■ **Stored items from a collection**:
———

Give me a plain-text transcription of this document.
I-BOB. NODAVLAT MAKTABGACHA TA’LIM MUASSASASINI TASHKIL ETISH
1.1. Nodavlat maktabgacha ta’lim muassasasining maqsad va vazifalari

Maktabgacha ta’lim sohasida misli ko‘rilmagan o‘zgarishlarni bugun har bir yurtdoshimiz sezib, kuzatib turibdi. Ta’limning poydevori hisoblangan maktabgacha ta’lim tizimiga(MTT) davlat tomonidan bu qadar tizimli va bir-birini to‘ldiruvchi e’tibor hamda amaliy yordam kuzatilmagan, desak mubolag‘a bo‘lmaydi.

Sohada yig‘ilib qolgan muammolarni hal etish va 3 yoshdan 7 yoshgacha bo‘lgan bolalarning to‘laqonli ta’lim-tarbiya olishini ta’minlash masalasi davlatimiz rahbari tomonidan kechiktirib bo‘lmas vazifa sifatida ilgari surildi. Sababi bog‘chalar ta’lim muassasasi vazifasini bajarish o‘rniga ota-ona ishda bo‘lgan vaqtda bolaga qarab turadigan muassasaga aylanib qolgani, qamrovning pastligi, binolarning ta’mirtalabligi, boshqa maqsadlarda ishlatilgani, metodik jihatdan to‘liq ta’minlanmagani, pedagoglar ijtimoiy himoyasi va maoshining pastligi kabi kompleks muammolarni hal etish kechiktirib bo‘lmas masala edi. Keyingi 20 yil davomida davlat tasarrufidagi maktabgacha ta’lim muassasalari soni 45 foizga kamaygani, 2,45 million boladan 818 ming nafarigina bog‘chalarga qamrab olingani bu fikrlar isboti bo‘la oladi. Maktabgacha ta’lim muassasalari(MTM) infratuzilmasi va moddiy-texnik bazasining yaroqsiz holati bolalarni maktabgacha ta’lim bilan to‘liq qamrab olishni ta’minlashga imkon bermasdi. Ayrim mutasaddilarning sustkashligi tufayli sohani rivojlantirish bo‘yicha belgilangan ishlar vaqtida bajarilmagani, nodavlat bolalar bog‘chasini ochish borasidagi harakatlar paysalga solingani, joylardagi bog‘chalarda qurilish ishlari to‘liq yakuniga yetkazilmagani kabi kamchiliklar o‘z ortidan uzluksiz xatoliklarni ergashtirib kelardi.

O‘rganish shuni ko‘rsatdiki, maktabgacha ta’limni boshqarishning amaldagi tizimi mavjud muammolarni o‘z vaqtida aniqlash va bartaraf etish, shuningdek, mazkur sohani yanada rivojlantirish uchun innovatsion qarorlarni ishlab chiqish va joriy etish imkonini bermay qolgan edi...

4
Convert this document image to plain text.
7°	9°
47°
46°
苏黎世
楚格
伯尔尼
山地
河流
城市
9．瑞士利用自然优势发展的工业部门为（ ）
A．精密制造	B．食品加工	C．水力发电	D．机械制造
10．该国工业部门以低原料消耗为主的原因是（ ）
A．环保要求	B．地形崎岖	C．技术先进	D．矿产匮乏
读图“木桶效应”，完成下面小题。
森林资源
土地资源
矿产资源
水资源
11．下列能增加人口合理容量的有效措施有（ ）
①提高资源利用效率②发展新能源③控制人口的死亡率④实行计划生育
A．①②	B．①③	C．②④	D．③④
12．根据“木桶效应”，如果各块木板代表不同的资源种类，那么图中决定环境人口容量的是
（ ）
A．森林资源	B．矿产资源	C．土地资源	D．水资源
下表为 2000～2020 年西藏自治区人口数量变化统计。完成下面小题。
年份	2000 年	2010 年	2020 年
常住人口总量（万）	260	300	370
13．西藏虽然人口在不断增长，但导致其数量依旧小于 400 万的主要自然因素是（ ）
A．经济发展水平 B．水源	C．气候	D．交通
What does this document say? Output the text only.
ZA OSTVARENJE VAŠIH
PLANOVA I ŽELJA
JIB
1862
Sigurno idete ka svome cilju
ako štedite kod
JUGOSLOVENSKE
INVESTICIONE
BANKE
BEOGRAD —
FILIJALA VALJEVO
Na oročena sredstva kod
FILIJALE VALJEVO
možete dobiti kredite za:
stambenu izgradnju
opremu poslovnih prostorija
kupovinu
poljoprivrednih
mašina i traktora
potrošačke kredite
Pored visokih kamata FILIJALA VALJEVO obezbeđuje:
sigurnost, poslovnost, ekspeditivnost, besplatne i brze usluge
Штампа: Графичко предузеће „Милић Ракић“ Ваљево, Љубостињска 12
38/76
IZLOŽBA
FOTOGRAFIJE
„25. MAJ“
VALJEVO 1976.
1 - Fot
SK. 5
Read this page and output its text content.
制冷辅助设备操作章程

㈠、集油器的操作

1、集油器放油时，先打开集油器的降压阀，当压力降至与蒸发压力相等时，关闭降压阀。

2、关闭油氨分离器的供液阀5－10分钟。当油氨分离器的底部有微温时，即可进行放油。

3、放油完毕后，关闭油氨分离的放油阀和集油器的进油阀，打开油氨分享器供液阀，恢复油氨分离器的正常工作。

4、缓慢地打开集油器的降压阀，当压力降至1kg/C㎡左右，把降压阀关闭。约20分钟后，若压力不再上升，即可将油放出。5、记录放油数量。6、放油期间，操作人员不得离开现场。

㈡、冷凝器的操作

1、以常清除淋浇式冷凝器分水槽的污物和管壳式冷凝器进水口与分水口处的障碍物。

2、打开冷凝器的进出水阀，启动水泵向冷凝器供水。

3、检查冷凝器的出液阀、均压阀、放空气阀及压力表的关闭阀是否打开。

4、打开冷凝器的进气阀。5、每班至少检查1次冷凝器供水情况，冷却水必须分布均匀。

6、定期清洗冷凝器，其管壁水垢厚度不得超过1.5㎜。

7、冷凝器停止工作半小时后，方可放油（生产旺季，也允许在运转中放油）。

———

■ **Stated goal**: Transcribe the entire listing above precisely.

■ **Written response**:
Give me a plain-text transcription of this document.
I-BOB. NODAVLAT MAKTABGACHA TA’LIM MUASSASASINI TASHKIL ETISH
1.1. Nodavlat maktabgacha ta’lim muassasasining maqsad va vazifalari

Maktabgacha ta’lim sohasida misli ko‘rilmagan o‘zgarishlarni bugun har bir yurtdoshimiz sezib, kuzatib turibdi. Ta’limning poydevori hisoblangan maktabgacha ta’lim tizimiga(MTT) davlat tomonidan bu qadar tizimli va bir-birini to‘ldiruvchi e’tibor hamda amaliy yordam kuzatilmagan, desak mubolag‘a bo‘lmaydi.

Sohada yig‘ilib qolgan muammolarni hal etish va 3 yoshdan 7 yoshgacha bo‘lgan bolalarning to‘laqonli ta’lim-tarbiya olishini ta’minlash masalasi davlatimiz rahbari tomonidan kechiktirib bo‘lmas vazifa sifatida ilgari surildi. Sababi bog‘chalar ta’lim muassasasi vazifasini bajarish o‘rniga ota-ona ishda bo‘lgan vaqtda bolaga qarab turadigan muassasaga aylanib qolgani, qamrovning pastligi, binolarning ta’mirtalabligi, boshqa maqsadlarda ishlatilgani, metodik jihatdan to‘liq ta’minlanmagani, pedagoglar ijtimoiy himoyasi va maoshining pastligi kabi kompleks muammolarni hal etish kechiktirib bo‘lmas masala edi. Keyingi 20 yil davomida davlat tasarrufidagi maktabgacha ta’lim muassasalari soni 45 foizga kamaygani, 2,45 million boladan 818 ming nafarigina bog‘chalarga qamrab olingani bu fikrlar isboti bo‘la oladi. Maktabgacha ta’lim muassasalari(MTM) infratuzilmasi va moddiy-texnik bazasining yaroqsiz holati bolalarni maktabgacha ta’lim bilan to‘liq qamrab olishni ta’minlashga imkon bermasdi. Ayrim mutasaddilarning sustkashligi tufayli sohani rivojlantirish bo‘yicha belgilangan ishlar vaqtida bajarilmagani, nodavlat bolalar bog‘chasini ochish borasidagi harakatlar paysalga solingani, joylardagi bog‘chalarda qurilish ishlari to‘liq yakuniga yetkazilmagani kabi kamchiliklar o‘z ortidan uzluksiz xatoliklarni ergashtirib kelardi.

O‘rganish shuni ko‘rsatdiki, maktabgacha ta’limni boshqarishning amaldagi tizimi mavjud muammolarni o‘z vaqtida aniqlash va bartaraf etish, shuningdek, mazkur sohani yanada rivojlantirish uchun innovatsion qarorlarni ishlab chiqish va joriy etish imkonini bermay qolgan edi...

4
Convert this document image to plain text.
7°	9°
47°
46°
苏黎世
楚格
伯尔尼
山地
河流
城市
9．瑞士利用自然优势发展的工业部门为（ ）
A．精密制造	B．食品加工	C．水力发电	D．机械制造
10．该国工业部门以低原料消耗为主的原因是（ ）
A．环保要求	B．地形崎岖	C．技术先进	D．矿产匮乏
读图“木桶效应”，完成下面小题。
森林资源
土地资源
矿产资源
水资源
11．下列能增加人口合理容量的有效措施有（ ）
①提高资源利用效率②发展新能源③控制人口的死亡率④实行计划生育
A．①②	B．①③	C．②④	D．③④
12．根据“木桶效应”，如果各块木板代表不同的资源种类，那么图中决定环境人口容量的是
（ ）
A．森林资源	B．矿产资源	C．土地资源	D．水资源
下表为 2000～2020 年西藏自治区人口数量变化统计。完成下面小题。
年份	2000 年	2010 年	2020 年
常住人口总量（万）	260	300	370
13．西藏虽然人口在不断增长，但导致其数量依旧小于 400 万的主要自然因素是（ ）
A．经济发展水平 B．水源	C．气候	D．交通
What does this document say? Output the text only.
ZA OSTVARENJE VAŠIH
PLANOVA I ŽELJA
JIB
1862
Sigurno idete ka svome cilju
ako štedite kod
JUGOSLOVENSKE
INVESTICIONE
BANKE
BEOGRAD —
FILIJALA VALJEVO
Na oročena sredstva kod
FILIJALE VALJEVO
možete dobiti kredite za:
stambenu izgradnju
opremu poslovnih prostorija
kupovinu
poljoprivrednih
mašina i traktora
potrošačke kredite
Pored visokih kamata FILIJALA VALJEVO obezbeđuje:
sigurnost, poslovnost, ekspeditivnost, besplatne i brze usluge
Штампа: Графичко предузеће „Милић Ракић“ Ваљево, Љубостињска 12
38/76
IZLOŽBA
FOTOGRAFIJE
„25. MAJ“
VALJEVO 1976.
1 - Fot
SK. 5
Read this page and output its text content.
制冷辅助设备操作章程

㈠、集油器的操作

1、集油器放油时，先打开集油器的降压阀，当压力降至与蒸发压力相等时，关闭降压阀。

2、关闭油氨分离器的供液阀5－10分钟。当油氨分离器的底部有微温时，即可进行放油。

3、放油完毕后，关闭油氨分离的放油阀和集油器的进油阀，打开油氨分享器供液阀，恢复油氨分离器的正常工作。

4、缓慢地打开集油器的降压阀，当压力降至1kg/C㎡左右，把降压阀关闭。约20分钟后，若压力不再上升，即可将油放出。5、记录放油数量。6、放油期间，操作人员不得离开现场。

㈡、冷凝器的操作

1、以常清除淋浇式冷凝器分水槽的污物和管壳式冷凝器进水口与分水口处的障碍物。

2、打开冷凝器的进出水阀，启动水泵向冷凝器供水。

3、检查冷凝器的出液阀、均压阀、放空气阀及压力表的关闭阀是否打开。

4、打开冷凝器的进气阀。5、每班至少检查1次冷凝器供水情况，冷却水必须分布均匀。

6、定期清洗冷凝器，其管壁水垢厚度不得超过1.5㎜。

7、冷凝器停止工作半小时后，方可放油（生产旺季，也允许在运转中放油）。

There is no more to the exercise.